- [PROMPT]:
Quote all entries exactly, leaving pictures aside.

- [DATA FOR THIS EXERCISE]:
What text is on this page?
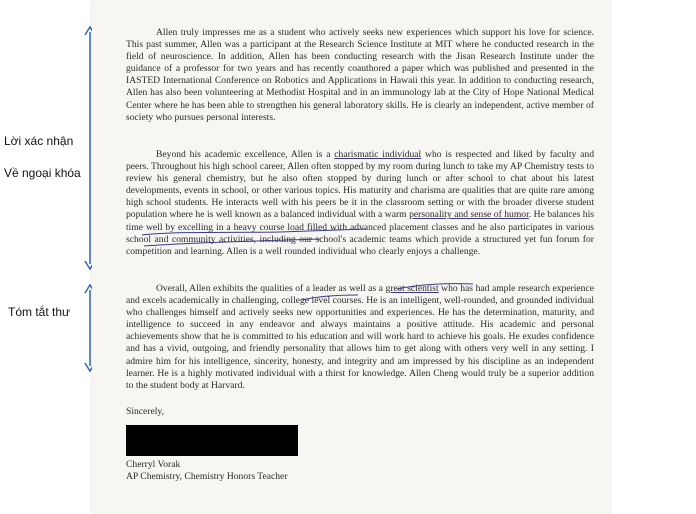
Lời xác nhận
Về ngoại khóa
Tóm tắt thư

Allen truly impresses me as a student who actively seeks new experiences which support his love for science. This past summer, Allen was a participant at the Research Science Institute at MIT where he conducted research in the field of neuroscience. In addition, Allen has been conducting research with the Jisan Research Institute under the guidance of a professor for two years and has recently coauthored a paper which was published and presented in the IASTED International Conference on Robotics and Applications in Hawaii this year. In addition to conducting research, Allen has also been volunteering at Methodist Hospital and in an immunology lab at the City of Hope National Medical Center where he has been able to strengthen his general laboratory skills. He is clearly an independent, active member of society who pursues personal interests.

Beyond his academic excellence, Allen is a charismatic individual who is respected and liked by faculty and peers. Throughout his high school career, Allen often stopped by my room during lunch to take my AP Chemistry tests to review his general chemistry, but he also often stopped by during lunch or after school to chat about his latest developments, events in school, or other various topics. His maturity and charisma are qualities that are quite rare among high school students. He interacts well with his peers be it in the classroom setting or with the broader diverse student population where he is well known as a balanced individual with a warm personality and sense of humor. He balances his time well by excelling in a heavy course load filled with advanced placement classes and he also participates in various school and community activities, including our school's academic teams which provide a structured yet fun forum for competition and learning. Allen is a well rounded individual who clearly enjoys a challenge.

Overall, Allen exhibits the qualities of a leader as well as a great scientist who has had ample research experience and excels academically in challenging, college level courses. He is an intelligent, well-rounded, and grounded individual who challenges himself and actively seeks new opportunities and experiences. He has the determination, maturity, and intelligence to succeed in any endeavor and always maintains a positive attitude. His academic and personal achievements show that he is committed to his education and will work hard to achieve his goals. He exudes confidence and has a vivid, outgoing, and friendly personality that allows him to get along with others very well in any setting. I admire him for his intelligence, sincerity, honesty, and integrity and am impressed by his discipline as an independent learner. He is a highly motivated individual with a thirst for knowledge. Allen Cheng would truly be a superior addition to the student body at Harvard.

Sincerely,
Cherryl Vorak
AP Chemistry, Chemistry Honors Teacher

- [FINAL RESULT]:
What text is on this page?
Lời xác nhận
Về ngoại khóa
Tóm tắt thư

Allen truly impresses me as a student who actively seeks new experiences which support his love for science. This past summer, Allen was a participant at the Research Science Institute at MIT where he conducted research in the field of neuroscience. In addition, Allen has been conducting research with the Jisan Research Institute under the guidance of a professor for two years and has recently coauthored a paper which was published and presented in the IASTED International Conference on Robotics and Applications in Hawaii this year. In addition to conducting research, Allen has also been volunteering at Methodist Hospital and in an immunology lab at the City of Hope National Medical Center where he has been able to strengthen his general laboratory skills. He is clearly an independent, active member of society who pursues personal interests.

Beyond his academic excellence, Allen is a charismatic individual who is respected and liked by faculty and peers. Throughout his high school career, Allen often stopped by my room during lunch to take my AP Chemistry tests to review his general chemistry, but he also often stopped by during lunch or after school to chat about his latest developments, events in school, or other various topics. His maturity and charisma are qualities that are quite rare among high school students. He interacts well with his peers be it in the classroom setting or with the broader diverse student population where he is well known as a balanced individual with a warm personality and sense of humor. He balances his time well by excelling in a heavy course load filled with advanced placement classes and he also participates in various school and community activities, including our school's academic teams which provide a structured yet fun forum for competition and learning. Allen is a well rounded individual who clearly enjoys a challenge.

Overall, Allen exhibits the qualities of a leader as well as a great scientist who has had ample research experience and excels academically in challenging, college level courses. He is an intelligent, well-rounded, and grounded individual who challenges himself and actively seeks new opportunities and experiences. He has the determination, maturity, and intelligence to succeed in any endeavor and always maintains a positive attitude. His academic and personal achievements show that he is committed to his education and will work hard to achieve his goals. He exudes confidence and has a vivid, outgoing, and friendly personality that allows him to get along with others very well in any setting. I admire him for his intelligence, sincerity, honesty, and integrity and am impressed by his discipline as an independent learner. He is a highly motivated individual with a thirst for knowledge. Allen Cheng would truly be a superior addition to the student body at Harvard.

Sincerely,
Cherryl Vorak
AP Chemistry, Chemistry Honors Teacher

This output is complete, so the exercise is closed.